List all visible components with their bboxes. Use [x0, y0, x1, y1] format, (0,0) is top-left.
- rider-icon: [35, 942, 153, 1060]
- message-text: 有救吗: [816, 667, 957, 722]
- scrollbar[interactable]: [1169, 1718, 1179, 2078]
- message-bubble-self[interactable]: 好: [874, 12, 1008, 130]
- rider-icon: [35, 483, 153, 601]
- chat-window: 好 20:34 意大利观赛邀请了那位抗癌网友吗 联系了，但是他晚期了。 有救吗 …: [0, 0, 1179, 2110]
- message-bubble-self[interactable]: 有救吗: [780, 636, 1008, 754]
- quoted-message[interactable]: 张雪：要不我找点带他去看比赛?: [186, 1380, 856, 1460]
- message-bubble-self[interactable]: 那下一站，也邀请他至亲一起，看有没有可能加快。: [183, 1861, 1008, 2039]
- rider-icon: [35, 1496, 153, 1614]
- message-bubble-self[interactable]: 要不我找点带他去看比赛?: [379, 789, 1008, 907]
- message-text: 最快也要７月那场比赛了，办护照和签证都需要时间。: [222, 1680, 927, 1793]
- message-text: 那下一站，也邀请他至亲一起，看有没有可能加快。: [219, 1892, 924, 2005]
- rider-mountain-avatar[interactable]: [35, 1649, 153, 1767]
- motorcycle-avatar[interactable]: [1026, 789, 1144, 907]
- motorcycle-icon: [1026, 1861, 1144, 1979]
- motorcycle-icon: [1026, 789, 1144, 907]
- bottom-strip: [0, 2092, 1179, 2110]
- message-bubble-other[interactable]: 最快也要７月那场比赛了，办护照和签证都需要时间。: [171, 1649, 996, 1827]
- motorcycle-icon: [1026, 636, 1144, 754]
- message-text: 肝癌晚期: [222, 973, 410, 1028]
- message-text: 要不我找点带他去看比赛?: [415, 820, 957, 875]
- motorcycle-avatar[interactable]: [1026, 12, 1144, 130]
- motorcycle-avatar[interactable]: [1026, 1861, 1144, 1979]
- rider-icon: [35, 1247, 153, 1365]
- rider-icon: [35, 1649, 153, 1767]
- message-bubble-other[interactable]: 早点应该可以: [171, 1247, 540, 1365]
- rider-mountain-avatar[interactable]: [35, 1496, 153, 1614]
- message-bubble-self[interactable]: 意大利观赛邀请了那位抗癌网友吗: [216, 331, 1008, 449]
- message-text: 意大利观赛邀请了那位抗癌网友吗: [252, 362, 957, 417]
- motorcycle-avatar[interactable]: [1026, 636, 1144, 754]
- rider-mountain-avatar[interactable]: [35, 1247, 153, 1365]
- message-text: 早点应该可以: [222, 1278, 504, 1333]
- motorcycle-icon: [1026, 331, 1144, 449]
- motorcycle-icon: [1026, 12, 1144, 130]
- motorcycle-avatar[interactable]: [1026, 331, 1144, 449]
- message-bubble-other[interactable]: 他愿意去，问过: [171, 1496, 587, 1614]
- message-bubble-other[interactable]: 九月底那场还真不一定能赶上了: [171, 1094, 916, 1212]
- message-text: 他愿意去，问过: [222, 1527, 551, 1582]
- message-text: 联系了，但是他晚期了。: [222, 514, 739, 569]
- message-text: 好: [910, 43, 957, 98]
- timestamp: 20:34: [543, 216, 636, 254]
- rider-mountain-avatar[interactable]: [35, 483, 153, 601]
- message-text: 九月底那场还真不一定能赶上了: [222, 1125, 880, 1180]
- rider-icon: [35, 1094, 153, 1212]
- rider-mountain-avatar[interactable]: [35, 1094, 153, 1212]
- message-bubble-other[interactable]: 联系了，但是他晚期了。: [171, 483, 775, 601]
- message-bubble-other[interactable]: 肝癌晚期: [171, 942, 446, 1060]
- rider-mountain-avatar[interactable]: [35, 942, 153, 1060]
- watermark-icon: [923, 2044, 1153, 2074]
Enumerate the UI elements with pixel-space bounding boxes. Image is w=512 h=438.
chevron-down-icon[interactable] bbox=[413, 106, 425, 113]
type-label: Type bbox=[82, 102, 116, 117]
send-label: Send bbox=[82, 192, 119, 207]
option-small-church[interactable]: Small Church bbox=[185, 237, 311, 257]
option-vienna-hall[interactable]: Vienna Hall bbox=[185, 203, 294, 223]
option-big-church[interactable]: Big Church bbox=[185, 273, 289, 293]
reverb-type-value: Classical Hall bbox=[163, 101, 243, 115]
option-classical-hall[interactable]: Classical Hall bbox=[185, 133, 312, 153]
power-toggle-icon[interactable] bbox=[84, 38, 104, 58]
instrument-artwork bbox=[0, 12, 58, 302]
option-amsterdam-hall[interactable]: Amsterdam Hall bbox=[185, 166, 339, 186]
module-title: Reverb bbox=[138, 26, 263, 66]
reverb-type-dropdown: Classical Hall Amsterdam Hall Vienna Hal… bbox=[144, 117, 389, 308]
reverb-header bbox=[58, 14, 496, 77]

+ + +

• [Task description] Update the records above by replacing "Classical Hall" with "Concert Hall" wherever it appears, and give them again with everything else unchanged.

• [The output]
List all visible components with their bboxes. Use [x0, y0, x1, y1] format, (0,0) is top-left.
- rider-icon: [35, 942, 153, 1060]
- message-text: 有救吗: [816, 667, 957, 722]
- scrollbar[interactable]: [1169, 1718, 1179, 2078]
- message-bubble-self[interactable]: 好: [874, 12, 1008, 130]
- rider-icon: [35, 483, 153, 601]
- chat-window: 好 20:34 意大利观赛邀请了那位抗癌网友吗 联系了，但是他晚期了。 有救吗 …: [0, 0, 1179, 2110]
- message-bubble-self[interactable]: 有救吗: [780, 636, 1008, 754]
- quoted-message[interactable]: 张雪：要不我找点带他去看比赛?: [186, 1380, 856, 1460]
- message-bubble-self[interactable]: 那下一站，也邀请他至亲一起，看有没有可能加快。: [183, 1861, 1008, 2039]
- rider-icon: [35, 1496, 153, 1614]
- message-bubble-self[interactable]: 要不我找点带他去看比赛?: [379, 789, 1008, 907]
- message-text: 最快也要７月那场比赛了，办护照和签证都需要时间。: [222, 1680, 927, 1793]
- message-text: 那下一站，也邀请他至亲一起，看有没有可能加快。: [219, 1892, 924, 2005]
- rider-mountain-avatar[interactable]: [35, 1649, 153, 1767]
- motorcycle-avatar[interactable]: [1026, 789, 1144, 907]
- motorcycle-icon: [1026, 1861, 1144, 1979]
- motorcycle-icon: [1026, 789, 1144, 907]
- bottom-strip: [0, 2092, 1179, 2110]
- message-bubble-other[interactable]: 最快也要７月那场比赛了，办护照和签证都需要时间。: [171, 1649, 996, 1827]
- motorcycle-icon: [1026, 636, 1144, 754]
- message-text: 肝癌晚期: [222, 973, 410, 1028]
- message-text: 要不我找点带他去看比赛?: [415, 820, 957, 875]
- motorcycle-avatar[interactable]: [1026, 12, 1144, 130]
- motorcycle-avatar[interactable]: [1026, 1861, 1144, 1979]
- rider-icon: [35, 1247, 153, 1365]
- rider-icon: [35, 1649, 153, 1767]
- message-bubble-other[interactable]: 早点应该可以: [171, 1247, 540, 1365]
- rider-mountain-avatar[interactable]: [35, 1496, 153, 1614]
- message-bubble-self[interactable]: 意大利观赛邀请了那位抗癌网友吗: [216, 331, 1008, 449]
- message-text: 意大利观赛邀请了那位抗癌网友吗: [252, 362, 957, 417]
- motorcycle-avatar[interactable]: [1026, 636, 1144, 754]
- rider-mountain-avatar[interactable]: [35, 1247, 153, 1365]
- message-text: 早点应该可以: [222, 1278, 504, 1333]
- motorcycle-icon: [1026, 331, 1144, 449]
- motorcycle-icon: [1026, 12, 1144, 130]
- motorcycle-avatar[interactable]: [1026, 331, 1144, 449]
- message-bubble-other[interactable]: 他愿意去，问过: [171, 1496, 587, 1614]
- message-bubble-other[interactable]: 九月底那场还真不一定能赶上了: [171, 1094, 916, 1212]
- message-text: 他愿意去，问过: [222, 1527, 551, 1582]
- message-text: 联系了，但是他晚期了。: [222, 514, 739, 569]
- message-text: 好: [910, 43, 957, 98]
- timestamp: 20:34: [543, 216, 636, 254]
- rider-mountain-avatar[interactable]: [35, 483, 153, 601]
- message-text: 九月底那场还真不一定能赶上了: [222, 1125, 880, 1180]
- rider-icon: [35, 1094, 153, 1212]
- rider-mountain-avatar[interactable]: [35, 1094, 153, 1212]
- message-bubble-other[interactable]: 联系了，但是他晚期了。: [171, 483, 775, 601]
- message-bubble-other[interactable]: 肝癌晚期: [171, 942, 446, 1060]
- rider-mountain-avatar[interactable]: [35, 942, 153, 1060]
- watermark-icon: [923, 2044, 1153, 2074]
Enumerate the UI elements with pixel-space bounding boxes. Image is w=512 h=438.
chevron-down-icon[interactable] bbox=[413, 106, 425, 113]
type-label: Type bbox=[82, 102, 116, 117]
send-label: Send bbox=[82, 192, 119, 207]
option-small-church[interactable]: Small Church bbox=[185, 237, 311, 257]
option-vienna-hall[interactable]: Vienna Hall bbox=[185, 203, 294, 223]
option-big-church[interactable]: Big Church bbox=[185, 273, 289, 293]
reverb-type-value: Concert Hall bbox=[163, 101, 243, 115]
option-classical-hall[interactable]: Concert Hall bbox=[185, 133, 312, 153]
power-toggle-icon[interactable] bbox=[84, 38, 104, 58]
instrument-artwork bbox=[0, 12, 58, 302]
option-amsterdam-hall[interactable]: Amsterdam Hall bbox=[185, 166, 339, 186]
module-title: Reverb bbox=[138, 26, 263, 66]
reverb-type-dropdown: Concert Hall Amsterdam Hall Vienna Hal… bbox=[144, 117, 389, 308]
reverb-header bbox=[58, 14, 496, 77]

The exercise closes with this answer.